Abstract

The Little Drum Mountains represent a deeply eroded Eocene-Oligocene volcano, consisting of a vent complex which erupted mafic flows and flow breccias, accompanied by lahars. Flows are dominated by members of the shoshonite suite and contain up to 3.95 percent K2O, mainly occult in K-rich glass, with K2O/Na2O ratios greater than 1.0. In a few interbedded flows, apparently of the calc-alkaline series, pyroxene with varying amounts of plagioclase in a fine-grained groundmass of plagioclase, mafic minerals, and interstitial glass. An ash-flow tuff of the Oligocene Needles Range Formation unconformably overlies the volcanic sequence. Contemporaneous eruptions of calc-alkaline and shoshonitic lavas are possibly related to different depths of magna derivation corresponding to two mid-Cenozoic imbricate subduction zones beneath the western United States.

·····

WRITTEN PROBLEM 1
In the abstract above, reproduce word for word the part that opens with the words containing "The Little Drum" and closes with "western United States.".
WRITTEN PROBLEM 2
Using the abstract above, answer these:
(a) What do the Little Drum Mountains represent?
(b) What is the highest K2O content given for the flows?
(c) Which formation does the ash-flow tuff that overlies the volcanic sequence belong to?

·····

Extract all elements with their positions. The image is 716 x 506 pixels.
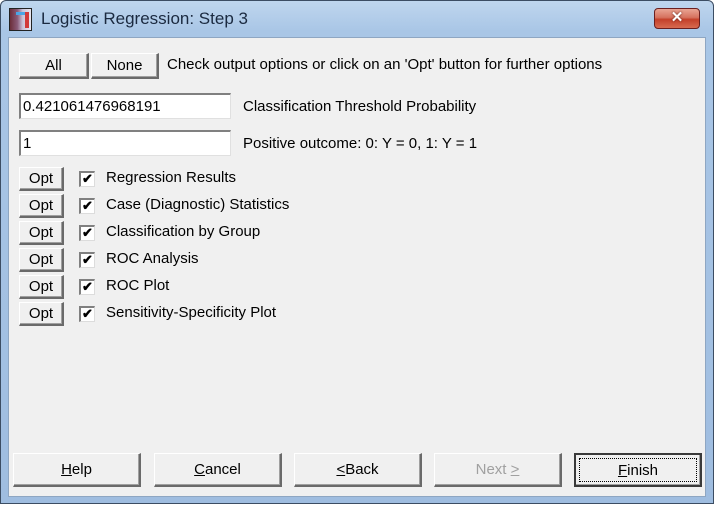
checkbox-case-statistics[interactable]: ✔ xyxy=(79,198,95,214)
select-none-button[interactable]: None xyxy=(91,53,159,79)
threshold-label: Classification Threshold Probability xyxy=(243,98,477,115)
close-button[interactable]: ✕ xyxy=(654,8,700,29)
close-icon: ✕ xyxy=(670,9,684,26)
opt-button-classification-by-group[interactable]: Opt xyxy=(19,221,64,245)
option-label-roc-plot: ROC Plot xyxy=(106,277,170,294)
back-label: Back xyxy=(345,461,379,478)
checkbox-roc-plot[interactable]: ✔ xyxy=(79,279,95,295)
instruction-text: Check output options or click on an 'Opt… xyxy=(167,56,603,73)
opt-button-roc-plot[interactable]: Opt xyxy=(19,275,64,299)
checkmark-icon: ✔ xyxy=(82,252,93,267)
help-button[interactable]: Help xyxy=(13,453,141,487)
opt-label: Opt xyxy=(28,305,54,322)
opt-label: Opt xyxy=(28,278,54,295)
option-label-roc-analysis: ROC Analysis xyxy=(106,250,199,267)
checkmark-icon: ✔ xyxy=(82,306,93,321)
select-all-button[interactable]: All xyxy=(19,53,89,79)
help-mnemonic: H xyxy=(61,461,72,478)
positive-outcome-input[interactable] xyxy=(19,130,231,156)
option-label-sensitivity-specificity-plot: Sensitivity-Specificity Plot xyxy=(106,304,277,321)
next-label: Next xyxy=(475,461,511,478)
title-bar[interactable]: Logistic Regression: Step 3 ✕ xyxy=(1,1,713,37)
next-mnemonic: > xyxy=(510,461,520,478)
checkmark-icon: ✔ xyxy=(82,171,93,186)
cancel-button[interactable]: Cancel xyxy=(154,453,282,487)
back-mnemonic: < xyxy=(336,461,346,478)
option-label-classification-by-group: Classification by Group xyxy=(106,223,261,240)
focus-rectangle xyxy=(579,458,697,482)
positive-outcome-label: Positive outcome: 0: Y = 0, 1: Y = 1 xyxy=(243,135,478,152)
option-label-regression-results: Regression Results xyxy=(106,169,237,186)
checkbox-sensitivity-specificity-plot[interactable]: ✔ xyxy=(79,306,95,322)
dialog-window: Logistic Regression: Step 3 ✕ All None C… xyxy=(0,0,714,504)
opt-label: Opt xyxy=(28,170,54,187)
opt-button-case-statistics[interactable]: Opt xyxy=(19,194,64,218)
next-button[interactable]: Next > xyxy=(434,453,562,487)
checkbox-classification-by-group[interactable]: ✔ xyxy=(79,225,95,241)
opt-label: Opt xyxy=(28,224,54,241)
opt-label: Opt xyxy=(28,251,54,268)
app-icon xyxy=(9,8,32,31)
opt-label: Opt xyxy=(28,197,54,214)
cancel-mnemonic: C xyxy=(194,461,205,478)
back-button[interactable]: < Back xyxy=(294,453,422,487)
select-none-label: None xyxy=(106,57,143,74)
cancel-label: ancel xyxy=(204,461,241,478)
opt-button-roc-analysis[interactable]: Opt xyxy=(19,248,64,272)
checkmark-icon: ✔ xyxy=(82,198,93,213)
window-title: Logistic Regression: Step 3 xyxy=(41,9,248,28)
threshold-input[interactable] xyxy=(19,93,231,119)
checkmark-icon: ✔ xyxy=(82,279,93,294)
opt-button-regression-results[interactable]: Opt xyxy=(19,167,64,191)
select-all-label: All xyxy=(45,57,62,74)
option-label-case-statistics: Case (Diagnostic) Statistics xyxy=(106,196,290,213)
help-label: elp xyxy=(71,461,92,478)
checkbox-regression-results[interactable]: ✔ xyxy=(79,171,95,187)
checkbox-roc-analysis[interactable]: ✔ xyxy=(79,252,95,268)
opt-button-sensitivity-specificity-plot[interactable]: Opt xyxy=(19,302,64,326)
finish-button[interactable]: Finish xyxy=(574,453,702,487)
dialog-body: All None Check output options or click o… xyxy=(8,37,706,497)
checkmark-icon: ✔ xyxy=(82,225,93,240)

·····

WRITTEN REPLY 1
The Little Drum Mountains represent a deeply eroded Eocene-Oligocene volcano, consisting of a vent complex which erupted mafic flows and flow breccias, accompanied by lahars. Flows are dominated by members of the shoshonite suite and contain up to 3.95 percent K2O, mainly occult in K-rich glass, with K2O/Na2O ratios greater than 1.0. In a few interbedded flows, apparently of the calc-alkaline series, pyroxene with varying amounts of plagioclase in a fine-grained groundmass of plagioclase, mafic minerals, and interstitial glass. An ash-flow tuff of the Oligocene Needles Range Formation unconformably overlies the volcanic sequence. Contemporaneous eruptions of calc-alkaline and shoshonitic lavas are possibly related to different depths of magna derivation corresponding to two mid-Cenozoic imbricate subduction zones beneath the western United States.

WRITTEN REPLY 2
(a) A deeply eroded Eocene-Oligocene volcano.
(b) Up to 3.95 percent.
(c) The Oligocene Needles Range Formation.